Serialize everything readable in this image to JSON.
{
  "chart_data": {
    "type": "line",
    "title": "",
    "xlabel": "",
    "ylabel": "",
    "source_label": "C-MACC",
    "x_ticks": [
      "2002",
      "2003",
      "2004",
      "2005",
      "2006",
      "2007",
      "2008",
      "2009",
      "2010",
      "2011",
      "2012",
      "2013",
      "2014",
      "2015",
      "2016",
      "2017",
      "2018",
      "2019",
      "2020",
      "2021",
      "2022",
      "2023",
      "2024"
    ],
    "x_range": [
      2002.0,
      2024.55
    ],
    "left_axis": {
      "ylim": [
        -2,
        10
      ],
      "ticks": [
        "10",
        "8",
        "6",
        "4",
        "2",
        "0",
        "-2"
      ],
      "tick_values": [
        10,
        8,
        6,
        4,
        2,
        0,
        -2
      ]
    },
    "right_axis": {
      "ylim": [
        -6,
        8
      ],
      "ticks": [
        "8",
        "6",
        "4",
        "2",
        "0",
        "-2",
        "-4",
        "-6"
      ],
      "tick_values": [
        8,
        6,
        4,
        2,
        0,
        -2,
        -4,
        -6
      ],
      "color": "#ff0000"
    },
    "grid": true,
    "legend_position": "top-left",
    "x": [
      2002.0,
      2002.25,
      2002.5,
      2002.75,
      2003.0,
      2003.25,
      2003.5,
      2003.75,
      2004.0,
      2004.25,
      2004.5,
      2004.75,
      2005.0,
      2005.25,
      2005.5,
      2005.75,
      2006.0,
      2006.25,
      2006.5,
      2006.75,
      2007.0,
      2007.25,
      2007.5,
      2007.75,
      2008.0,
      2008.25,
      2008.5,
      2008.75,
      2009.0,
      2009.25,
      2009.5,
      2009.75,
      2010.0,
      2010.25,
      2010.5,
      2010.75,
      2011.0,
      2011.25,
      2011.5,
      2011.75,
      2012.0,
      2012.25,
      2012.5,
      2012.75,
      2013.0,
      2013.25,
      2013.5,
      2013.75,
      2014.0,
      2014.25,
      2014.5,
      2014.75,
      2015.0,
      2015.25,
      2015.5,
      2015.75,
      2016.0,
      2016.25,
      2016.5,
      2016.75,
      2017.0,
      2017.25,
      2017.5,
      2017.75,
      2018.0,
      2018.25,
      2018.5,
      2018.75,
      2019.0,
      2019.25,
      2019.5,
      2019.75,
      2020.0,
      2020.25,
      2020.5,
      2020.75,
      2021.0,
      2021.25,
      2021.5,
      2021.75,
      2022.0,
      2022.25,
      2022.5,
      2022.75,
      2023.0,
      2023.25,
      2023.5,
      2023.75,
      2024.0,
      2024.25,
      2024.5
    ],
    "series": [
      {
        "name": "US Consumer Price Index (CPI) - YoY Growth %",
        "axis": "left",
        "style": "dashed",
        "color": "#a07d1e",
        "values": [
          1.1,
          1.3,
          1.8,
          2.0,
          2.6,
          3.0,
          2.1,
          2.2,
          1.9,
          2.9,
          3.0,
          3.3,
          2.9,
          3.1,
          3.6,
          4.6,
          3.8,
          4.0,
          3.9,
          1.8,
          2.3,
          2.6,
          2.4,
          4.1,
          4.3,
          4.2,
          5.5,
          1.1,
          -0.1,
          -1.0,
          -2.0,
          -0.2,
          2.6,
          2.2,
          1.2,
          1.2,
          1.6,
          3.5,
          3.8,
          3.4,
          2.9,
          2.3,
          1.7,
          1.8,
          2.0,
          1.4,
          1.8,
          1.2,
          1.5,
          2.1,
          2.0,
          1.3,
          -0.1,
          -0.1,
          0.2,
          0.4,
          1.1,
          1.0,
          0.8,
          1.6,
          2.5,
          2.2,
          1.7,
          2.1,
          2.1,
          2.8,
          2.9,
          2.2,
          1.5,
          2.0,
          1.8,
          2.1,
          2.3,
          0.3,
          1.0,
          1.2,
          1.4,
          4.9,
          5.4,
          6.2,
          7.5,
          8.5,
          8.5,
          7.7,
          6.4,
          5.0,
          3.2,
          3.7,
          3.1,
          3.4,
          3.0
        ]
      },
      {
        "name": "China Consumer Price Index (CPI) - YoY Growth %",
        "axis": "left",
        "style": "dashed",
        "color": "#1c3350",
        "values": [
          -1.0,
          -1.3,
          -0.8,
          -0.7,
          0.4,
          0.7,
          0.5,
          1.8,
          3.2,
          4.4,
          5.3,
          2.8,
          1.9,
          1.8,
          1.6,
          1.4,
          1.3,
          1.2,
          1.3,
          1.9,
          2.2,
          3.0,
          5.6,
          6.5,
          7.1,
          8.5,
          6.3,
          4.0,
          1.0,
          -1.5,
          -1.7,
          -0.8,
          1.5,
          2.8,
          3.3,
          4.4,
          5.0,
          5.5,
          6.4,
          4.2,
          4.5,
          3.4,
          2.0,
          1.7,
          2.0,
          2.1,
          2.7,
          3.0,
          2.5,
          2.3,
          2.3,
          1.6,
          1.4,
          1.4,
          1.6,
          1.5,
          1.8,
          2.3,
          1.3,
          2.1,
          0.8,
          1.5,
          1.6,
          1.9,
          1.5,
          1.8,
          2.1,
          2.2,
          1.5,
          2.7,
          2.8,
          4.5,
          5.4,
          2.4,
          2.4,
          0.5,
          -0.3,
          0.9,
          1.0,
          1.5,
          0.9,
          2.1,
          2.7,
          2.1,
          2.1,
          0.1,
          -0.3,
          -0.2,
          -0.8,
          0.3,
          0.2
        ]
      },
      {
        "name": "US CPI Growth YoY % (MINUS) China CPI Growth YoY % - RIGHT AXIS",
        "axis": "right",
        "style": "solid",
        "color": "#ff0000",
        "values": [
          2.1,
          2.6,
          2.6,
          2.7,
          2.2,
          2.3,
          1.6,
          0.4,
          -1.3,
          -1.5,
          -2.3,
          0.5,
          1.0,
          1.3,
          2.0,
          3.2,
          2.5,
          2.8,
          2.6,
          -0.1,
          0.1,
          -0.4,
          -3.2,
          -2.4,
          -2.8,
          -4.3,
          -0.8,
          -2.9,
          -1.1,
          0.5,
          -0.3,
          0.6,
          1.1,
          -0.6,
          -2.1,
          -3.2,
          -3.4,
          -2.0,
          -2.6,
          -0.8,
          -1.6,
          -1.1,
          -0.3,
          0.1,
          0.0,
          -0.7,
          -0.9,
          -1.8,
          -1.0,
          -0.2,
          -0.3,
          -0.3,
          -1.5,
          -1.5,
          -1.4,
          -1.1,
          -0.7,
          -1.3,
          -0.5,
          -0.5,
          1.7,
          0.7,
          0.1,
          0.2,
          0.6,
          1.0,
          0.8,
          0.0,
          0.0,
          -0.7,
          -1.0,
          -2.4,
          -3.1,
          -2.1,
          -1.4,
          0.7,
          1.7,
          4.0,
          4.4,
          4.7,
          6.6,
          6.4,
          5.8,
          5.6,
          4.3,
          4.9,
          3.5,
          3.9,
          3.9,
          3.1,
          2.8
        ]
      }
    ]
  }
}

::::::

_Written task_. The whole listing above needs to be written out again exactly.

_Written answer_.
Serialize everything readable in this image to JSON.
{
  "chart_data": {
    "type": "line",
    "title": "",
    "xlabel": "",
    "ylabel": "",
    "source_label": "C-MACC",
    "x_ticks": [
      "2002",
      "2003",
      "2004",
      "2005",
      "2006",
      "2007",
      "2008",
      "2009",
      "2010",
      "2011",
      "2012",
      "2013",
      "2014",
      "2015",
      "2016",
      "2017",
      "2018",
      "2019",
      "2020",
      "2021",
      "2022",
      "2023",
      "2024"
    ],
    "x_range": [
      2002.0,
      2024.55
    ],
    "left_axis": {
      "ylim": [
        -2,
        10
      ],
      "ticks": [
        "10",
        "8",
        "6",
        "4",
        "2",
        "0",
        "-2"
      ],
      "tick_values": [
        10,
        8,
        6,
        4,
        2,
        0,
        -2
      ]
    },
    "right_axis": {
      "ylim": [
        -6,
        8
      ],
      "ticks": [
        "8",
        "6",
        "4",
        "2",
        "0",
        "-2",
        "-4",
        "-6"
      ],
      "tick_values": [
        8,
        6,
        4,
        2,
        0,
        -2,
        -4,
        -6
      ],
      "color": "#ff0000"
    },
    "grid": true,
    "legend_position": "top-left",
    "x": [
      2002.0,
      2002.25,
      2002.5,
      2002.75,
      2003.0,
      2003.25,
      2003.5,
      2003.75,
      2004.0,
      2004.25,
      2004.5,
      2004.75,
      2005.0,
      2005.25,
      2005.5,
      2005.75,
      2006.0,
      2006.25,
      2006.5,
      2006.75,
      2007.0,
      2007.25,
      2007.5,
      2007.75,
      2008.0,
      2008.25,
      2008.5,
      2008.75,
      2009.0,
      2009.25,
      2009.5,
      2009.75,
      2010.0,
      2010.25,
      2010.5,
      2010.75,
      2011.0,
      2011.25,
      2011.5,
      2011.75,
      2012.0,
      2012.25,
      2012.5,
      2012.75,
      2013.0,
      2013.25,
      2013.5,
      2013.75,
      2014.0,
      2014.25,
      2014.5,
      2014.75,
      2015.0,
      2015.25,
      2015.5,
      2015.75,
      2016.0,
      2016.25,
      2016.5,
      2016.75,
      2017.0,
      2017.25,
      2017.5,
      2017.75,
      2018.0,
      2018.25,
      2018.5,
      2018.75,
      2019.0,
      2019.25,
      2019.5,
      2019.75,
      2020.0,
      2020.25,
      2020.5,
      2020.75,
      2021.0,
      2021.25,
      2021.5,
      2021.75,
      2022.0,
      2022.25,
      2022.5,
      2022.75,
      2023.0,
      2023.25,
      2023.5,
      2023.75,
      2024.0,
      2024.25,
      2024.5
    ],
    "series": [
      {
        "name": "US Consumer Price Index (CPI) - YoY Growth %",
        "axis": "left",
        "style": "dashed",
        "color": "#a07d1e",
        "values": [
          1.1,
          1.3,
          1.8,
          2.0,
          2.6,
          3.0,
          2.1,
          2.2,
          1.9,
          2.9,
          3.0,
          3.3,
          2.9,
          3.1,
          3.6,
          4.6,
          3.8,
          4.0,
          3.9,
          1.8,
          2.3,
          2.6,
          2.4,
          4.1,
          4.3,
          4.2,
          5.5,
          1.1,
          -0.1,
          -1.0,
          -2.0,
          -0.2,
          2.6,
          2.2,
          1.2,
          1.2,
          1.6,
          3.5,
          3.8,
          3.4,
          2.9,
          2.3,
          1.7,
          1.8,
          2.0,
          1.4,
          1.8,
          1.2,
          1.5,
          2.1,
          2.0,
          1.3,
          -0.1,
          -0.1,
          0.2,
          0.4,
          1.1,
          1.0,
          0.8,
          1.6,
          2.5,
          2.2,
          1.7,
          2.1,
          2.1,
          2.8,
          2.9,
          2.2,
          1.5,
          2.0,
          1.8,
          2.1,
          2.3,
          0.3,
          1.0,
          1.2,
          1.4,
          4.9,
          5.4,
          6.2,
          7.5,
          8.5,
          8.5,
          7.7,
          6.4,
          5.0,
          3.2,
          3.7,
          3.1,
          3.4,
          3.0
        ]
      },
      {
        "name": "China Consumer Price Index (CPI) - YoY Growth %",
        "axis": "left",
        "style": "dashed",
        "color": "#1c3350",
        "values": [
          -1.0,
          -1.3,
          -0.8,
          -0.7,
          0.4,
          0.7,
          0.5,
          1.8,
          3.2,
          4.4,
          5.3,
          2.8,
          1.9,
          1.8,
          1.6,
          1.4,
          1.3,
          1.2,
          1.3,
          1.9,
          2.2,
          3.0,
          5.6,
          6.5,
          7.1,
          8.5,
          6.3,
          4.0,
          1.0,
          -1.5,
          -1.7,
          -0.8,
          1.5,
          2.8,
          3.3,
          4.4,
          5.0,
          5.5,
          6.4,
          4.2,
          4.5,
          3.4,
          2.0,
          1.7,
          2.0,
          2.1,
          2.7,
          3.0,
          2.5,
          2.3,
          2.3,
          1.6,
          1.4,
          1.4,
          1.6,
          1.5,
          1.8,
          2.3,
          1.3,
          2.1,
          0.8,
          1.5,
          1.6,
          1.9,
          1.5,
          1.8,
          2.1,
          2.2,
          1.5,
          2.7,
          2.8,
          4.5,
          5.4,
          2.4,
          2.4,
          0.5,
          -0.3,
          0.9,
          1.0,
          1.5,
          0.9,
          2.1,
          2.7,
          2.1,
          2.1,
          0.1,
          -0.3,
          -0.2,
          -0.8,
          0.3,
          0.2
        ]
      },
      {
        "name": "US CPI Growth YoY % (MINUS) China CPI Growth YoY % - RIGHT AXIS",
        "axis": "right",
        "style": "solid",
        "color": "#ff0000",
        "values": [
          2.1,
          2.6,
          2.6,
          2.7,
          2.2,
          2.3,
          1.6,
          0.4,
          -1.3,
          -1.5,
          -2.3,
          0.5,
          1.0,
          1.3,
          2.0,
          3.2,
          2.5,
          2.8,
          2.6,
          -0.1,
          0.1,
          -0.4,
          -3.2,
          -2.4,
          -2.8,
          -4.3,
          -0.8,
          -2.9,
          -1.1,
          0.5,
          -0.3,
          0.6,
          1.1,
          -0.6,
          -2.1,
          -3.2,
          -3.4,
          -2.0,
          -2.6,
          -0.8,
          -1.6,
          -1.1,
          -0.3,
          0.1,
          0.0,
          -0.7,
          -0.9,
          -1.8,
          -1.0,
          -0.2,
          -0.3,
          -0.3,
          -1.5,
          -1.5,
          -1.4,
          -1.1,
          -0.7,
          -1.3,
          -0.5,
          -0.5,
          1.7,
          0.7,
          0.1,
          0.2,
          0.6,
          1.0,
          0.8,
          0.0,
          0.0,
          -0.7,
          -1.0,
          -2.4,
          -3.1,
          -2.1,
          -1.4,
          0.7,
          1.7,
          4.0,
          4.4,
          4.7,
          6.6,
          6.4,
          5.8,
          5.6,
          4.3,
          4.9,
          3.5,
          3.9,
          3.9,
          3.1,
          2.8
        ]
      }
    ]
  }
}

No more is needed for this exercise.